• **WHAT TO DO**
Search the records for "color". Copy every line where it appears.

• **RECORDS FOR THE EXERCISE**

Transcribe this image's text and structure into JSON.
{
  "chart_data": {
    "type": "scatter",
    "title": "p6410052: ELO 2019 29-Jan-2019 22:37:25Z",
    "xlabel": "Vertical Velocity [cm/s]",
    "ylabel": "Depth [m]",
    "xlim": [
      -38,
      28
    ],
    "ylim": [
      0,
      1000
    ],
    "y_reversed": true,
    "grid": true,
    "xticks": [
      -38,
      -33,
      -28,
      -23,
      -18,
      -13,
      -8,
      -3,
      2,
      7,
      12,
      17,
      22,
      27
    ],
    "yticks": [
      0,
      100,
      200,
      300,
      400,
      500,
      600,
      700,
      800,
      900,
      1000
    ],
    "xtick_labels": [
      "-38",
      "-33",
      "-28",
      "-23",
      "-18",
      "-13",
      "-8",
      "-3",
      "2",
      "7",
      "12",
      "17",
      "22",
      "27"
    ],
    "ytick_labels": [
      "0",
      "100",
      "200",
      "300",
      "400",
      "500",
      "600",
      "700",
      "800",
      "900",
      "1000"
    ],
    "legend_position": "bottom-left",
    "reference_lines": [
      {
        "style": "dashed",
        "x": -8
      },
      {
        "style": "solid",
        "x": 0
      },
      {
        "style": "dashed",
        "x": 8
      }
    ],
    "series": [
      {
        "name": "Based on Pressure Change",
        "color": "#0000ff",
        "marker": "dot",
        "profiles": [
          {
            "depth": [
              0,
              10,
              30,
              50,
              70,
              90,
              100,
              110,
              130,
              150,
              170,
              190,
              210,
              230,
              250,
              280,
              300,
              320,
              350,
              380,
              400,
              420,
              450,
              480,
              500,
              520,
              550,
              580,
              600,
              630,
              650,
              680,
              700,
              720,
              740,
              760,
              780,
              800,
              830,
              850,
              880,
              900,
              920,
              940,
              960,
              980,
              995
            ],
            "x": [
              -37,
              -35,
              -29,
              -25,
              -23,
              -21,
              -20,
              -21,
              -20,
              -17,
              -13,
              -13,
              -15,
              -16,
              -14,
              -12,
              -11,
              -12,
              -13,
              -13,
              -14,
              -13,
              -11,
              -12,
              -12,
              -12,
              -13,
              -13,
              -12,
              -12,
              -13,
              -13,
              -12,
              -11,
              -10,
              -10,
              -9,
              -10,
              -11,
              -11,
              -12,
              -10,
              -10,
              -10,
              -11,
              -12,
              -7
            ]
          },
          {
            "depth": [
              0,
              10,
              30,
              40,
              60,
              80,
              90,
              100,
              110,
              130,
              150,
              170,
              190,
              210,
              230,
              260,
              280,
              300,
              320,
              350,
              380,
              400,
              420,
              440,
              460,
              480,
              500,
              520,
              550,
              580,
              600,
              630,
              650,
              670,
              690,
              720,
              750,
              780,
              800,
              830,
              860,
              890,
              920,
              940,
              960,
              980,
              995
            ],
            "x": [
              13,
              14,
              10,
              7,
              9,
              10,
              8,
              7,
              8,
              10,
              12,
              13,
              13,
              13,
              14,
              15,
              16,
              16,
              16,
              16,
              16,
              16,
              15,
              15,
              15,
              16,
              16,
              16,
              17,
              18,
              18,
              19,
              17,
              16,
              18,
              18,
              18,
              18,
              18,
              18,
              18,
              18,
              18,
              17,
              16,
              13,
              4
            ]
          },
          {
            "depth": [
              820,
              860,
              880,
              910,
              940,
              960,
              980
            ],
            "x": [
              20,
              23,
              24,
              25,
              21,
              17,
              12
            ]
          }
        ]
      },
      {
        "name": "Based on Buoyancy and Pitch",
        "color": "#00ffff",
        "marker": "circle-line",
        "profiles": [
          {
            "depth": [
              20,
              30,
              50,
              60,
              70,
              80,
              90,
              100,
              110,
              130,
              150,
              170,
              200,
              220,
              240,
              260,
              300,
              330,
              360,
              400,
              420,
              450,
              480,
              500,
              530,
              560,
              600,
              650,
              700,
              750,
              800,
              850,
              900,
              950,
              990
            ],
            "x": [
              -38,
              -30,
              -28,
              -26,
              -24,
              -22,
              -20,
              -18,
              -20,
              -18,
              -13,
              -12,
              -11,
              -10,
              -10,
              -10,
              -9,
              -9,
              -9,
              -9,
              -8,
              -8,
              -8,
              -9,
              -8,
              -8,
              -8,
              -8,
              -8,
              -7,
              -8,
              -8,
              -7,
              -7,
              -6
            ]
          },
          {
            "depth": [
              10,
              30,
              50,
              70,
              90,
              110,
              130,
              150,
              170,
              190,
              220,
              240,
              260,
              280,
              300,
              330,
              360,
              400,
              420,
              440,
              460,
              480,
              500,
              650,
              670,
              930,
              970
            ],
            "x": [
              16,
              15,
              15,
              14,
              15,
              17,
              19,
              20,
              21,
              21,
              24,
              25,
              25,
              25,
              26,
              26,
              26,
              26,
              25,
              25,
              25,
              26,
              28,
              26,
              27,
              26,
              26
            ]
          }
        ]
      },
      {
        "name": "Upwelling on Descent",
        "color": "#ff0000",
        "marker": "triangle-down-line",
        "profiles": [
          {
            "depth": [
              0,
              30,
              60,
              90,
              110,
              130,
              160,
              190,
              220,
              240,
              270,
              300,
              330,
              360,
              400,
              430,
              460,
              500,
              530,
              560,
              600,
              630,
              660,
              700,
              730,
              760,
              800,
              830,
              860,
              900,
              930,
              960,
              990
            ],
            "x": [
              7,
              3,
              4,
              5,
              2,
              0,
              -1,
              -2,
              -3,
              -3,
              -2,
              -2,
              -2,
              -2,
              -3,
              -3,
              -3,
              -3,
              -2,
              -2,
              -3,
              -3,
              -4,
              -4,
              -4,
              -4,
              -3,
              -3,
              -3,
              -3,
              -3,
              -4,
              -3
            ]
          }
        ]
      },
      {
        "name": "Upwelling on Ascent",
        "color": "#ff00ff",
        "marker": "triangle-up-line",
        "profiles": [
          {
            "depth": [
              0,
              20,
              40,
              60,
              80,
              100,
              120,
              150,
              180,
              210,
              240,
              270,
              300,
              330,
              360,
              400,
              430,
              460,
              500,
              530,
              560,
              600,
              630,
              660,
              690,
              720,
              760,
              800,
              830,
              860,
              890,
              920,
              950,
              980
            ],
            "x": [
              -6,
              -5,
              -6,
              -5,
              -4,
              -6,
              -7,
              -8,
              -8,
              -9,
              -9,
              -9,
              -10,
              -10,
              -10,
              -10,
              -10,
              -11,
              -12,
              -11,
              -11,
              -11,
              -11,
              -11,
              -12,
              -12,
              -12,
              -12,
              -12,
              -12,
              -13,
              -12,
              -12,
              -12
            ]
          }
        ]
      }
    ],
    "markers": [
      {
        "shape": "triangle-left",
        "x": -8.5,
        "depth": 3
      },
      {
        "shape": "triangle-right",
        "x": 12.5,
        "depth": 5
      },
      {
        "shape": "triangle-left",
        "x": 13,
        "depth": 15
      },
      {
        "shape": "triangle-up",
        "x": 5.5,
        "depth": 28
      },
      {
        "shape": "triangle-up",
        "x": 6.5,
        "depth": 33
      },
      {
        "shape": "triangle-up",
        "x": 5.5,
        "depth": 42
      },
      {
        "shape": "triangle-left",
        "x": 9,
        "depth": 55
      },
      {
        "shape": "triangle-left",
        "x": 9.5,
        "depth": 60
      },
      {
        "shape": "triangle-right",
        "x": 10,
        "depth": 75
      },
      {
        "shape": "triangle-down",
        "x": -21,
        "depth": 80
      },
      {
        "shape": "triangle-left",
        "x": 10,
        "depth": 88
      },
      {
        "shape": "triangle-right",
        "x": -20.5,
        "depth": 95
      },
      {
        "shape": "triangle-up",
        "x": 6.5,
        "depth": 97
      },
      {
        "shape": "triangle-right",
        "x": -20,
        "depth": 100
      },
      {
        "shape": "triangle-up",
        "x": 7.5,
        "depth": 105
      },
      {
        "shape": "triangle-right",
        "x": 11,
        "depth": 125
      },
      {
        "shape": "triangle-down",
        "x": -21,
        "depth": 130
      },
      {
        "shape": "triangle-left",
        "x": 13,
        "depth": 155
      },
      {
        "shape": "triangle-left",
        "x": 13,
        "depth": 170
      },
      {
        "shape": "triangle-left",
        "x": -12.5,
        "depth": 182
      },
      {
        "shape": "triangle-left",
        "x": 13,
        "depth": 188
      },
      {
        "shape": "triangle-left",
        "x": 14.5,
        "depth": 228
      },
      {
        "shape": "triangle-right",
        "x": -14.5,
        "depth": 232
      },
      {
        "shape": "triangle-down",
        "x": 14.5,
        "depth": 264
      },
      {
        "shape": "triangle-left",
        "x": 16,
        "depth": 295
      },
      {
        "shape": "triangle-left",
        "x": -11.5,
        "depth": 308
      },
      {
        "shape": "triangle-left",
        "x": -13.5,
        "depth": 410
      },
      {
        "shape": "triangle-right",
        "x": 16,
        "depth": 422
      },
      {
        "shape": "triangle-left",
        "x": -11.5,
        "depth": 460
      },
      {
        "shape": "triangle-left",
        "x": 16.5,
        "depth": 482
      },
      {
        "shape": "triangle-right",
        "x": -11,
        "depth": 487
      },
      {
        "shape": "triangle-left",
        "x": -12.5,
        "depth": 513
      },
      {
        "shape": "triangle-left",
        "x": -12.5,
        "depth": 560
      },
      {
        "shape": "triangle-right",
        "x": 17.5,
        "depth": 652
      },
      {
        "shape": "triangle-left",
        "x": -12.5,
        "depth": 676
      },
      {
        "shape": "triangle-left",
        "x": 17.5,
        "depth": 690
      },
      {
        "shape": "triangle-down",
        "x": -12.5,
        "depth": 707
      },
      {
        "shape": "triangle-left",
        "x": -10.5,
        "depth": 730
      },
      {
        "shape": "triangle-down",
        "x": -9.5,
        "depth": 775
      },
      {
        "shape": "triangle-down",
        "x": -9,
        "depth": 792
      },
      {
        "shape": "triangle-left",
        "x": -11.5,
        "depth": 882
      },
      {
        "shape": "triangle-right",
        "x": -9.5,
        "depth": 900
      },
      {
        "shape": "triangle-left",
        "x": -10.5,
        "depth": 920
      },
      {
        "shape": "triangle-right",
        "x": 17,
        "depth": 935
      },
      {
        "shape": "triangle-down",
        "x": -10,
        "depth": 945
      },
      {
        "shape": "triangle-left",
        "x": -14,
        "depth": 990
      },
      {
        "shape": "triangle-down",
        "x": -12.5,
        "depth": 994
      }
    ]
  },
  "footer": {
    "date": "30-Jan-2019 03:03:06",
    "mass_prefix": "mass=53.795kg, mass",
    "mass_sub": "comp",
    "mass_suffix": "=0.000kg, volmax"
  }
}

• **ANSWER BELOW**
        "color": "#0000ff",
        "color": "#00ffff",
        "color": "#ff0000",
        "color": "#ff00ff",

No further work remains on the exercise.